* **Challenge**
How many lines in the records below hold the string "Selecione"? Answer with the number alone.

---------- Exercise materials ----------

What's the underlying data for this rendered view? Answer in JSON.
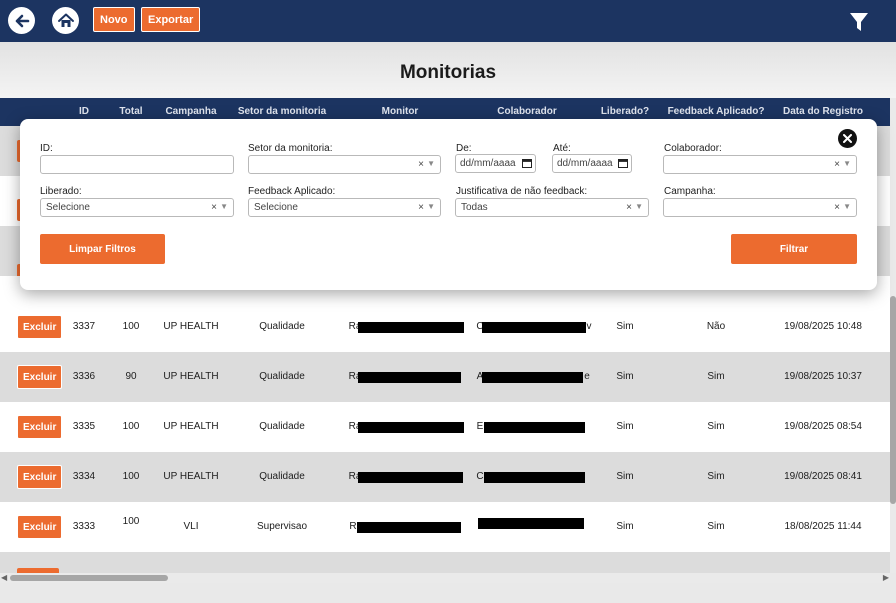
{
  "toolbar": {
    "novo_label": "Novo",
    "exportar_label": "Exportar",
    "back_icon": "arrow-left-icon",
    "home_icon": "home-icon",
    "filter_icon": "funnel-icon"
  },
  "page": {
    "title": "Monitorias"
  },
  "table": {
    "headers": [
      "ID",
      "Total",
      "Campanha",
      "Setor da monitoria",
      "Monitor",
      "Colaborador",
      "Liberado?",
      "Feedback Aplicado?",
      "Data do Registro"
    ],
    "delete_label": "Excluir",
    "rows": [
      {
        "id": "3337",
        "total": "100",
        "campanha": "UP HEALTH",
        "setor": "Qualidade",
        "monitor": "Ra",
        "colaborador": "C",
        "colaborador_tail": "v",
        "liberado": "Sim",
        "feedback": "Não",
        "data": "19/08/2025 10:48"
      },
      {
        "id": "3336",
        "total": "90",
        "campanha": "UP HEALTH",
        "setor": "Qualidade",
        "monitor": "Ra",
        "colaborador": "A",
        "colaborador_tail": "e",
        "liberado": "Sim",
        "feedback": "Sim",
        "data": "19/08/2025 10:37"
      },
      {
        "id": "3335",
        "total": "100",
        "campanha": "UP HEALTH",
        "setor": "Qualidade",
        "monitor": "Ra",
        "colaborador": "E",
        "colaborador_tail": "",
        "liberado": "Sim",
        "feedback": "Sim",
        "data": "19/08/2025 08:54"
      },
      {
        "id": "3334",
        "total": "100",
        "campanha": "UP HEALTH",
        "setor": "Qualidade",
        "monitor": "Ra",
        "colaborador": "C",
        "colaborador_tail": "",
        "liberado": "Sim",
        "feedback": "Sim",
        "data": "19/08/2025 08:41"
      },
      {
        "id": "3333",
        "total": "100",
        "campanha": "VLI",
        "setor": "Supervisao",
        "monitor": "R",
        "colaborador": "",
        "colaborador_tail": "",
        "liberado": "Sim",
        "feedback": "Sim",
        "data": "18/08/2025 11:44"
      }
    ]
  },
  "filters": {
    "id_label": "ID:",
    "id_value": "",
    "setor_label": "Setor da monitoria:",
    "setor_value": "",
    "de_label": "De:",
    "de_placeholder": "dd/mm/aaaa",
    "ate_label": "Até:",
    "ate_placeholder": "dd/mm/aaaa",
    "colaborador_label": "Colaborador:",
    "colaborador_value": "",
    "liberado_label": "Liberado:",
    "liberado_value": "Selecione",
    "feedback_label": "Feedback Aplicado:",
    "feedback_value": "Selecione",
    "justificativa_label": "Justificativa de não feedback:",
    "justificativa_value": "Todas",
    "campanha_label": "Campanha:",
    "campanha_value": "",
    "clear_x": "×",
    "limpar_label": "Limpar Filtros",
    "filtrar_label": "Filtrar"
  },
  "colors": {
    "navy": "#1c3461",
    "accent_orange": "#ec6b2f"
  }
}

----------

* **Answer for the task**
2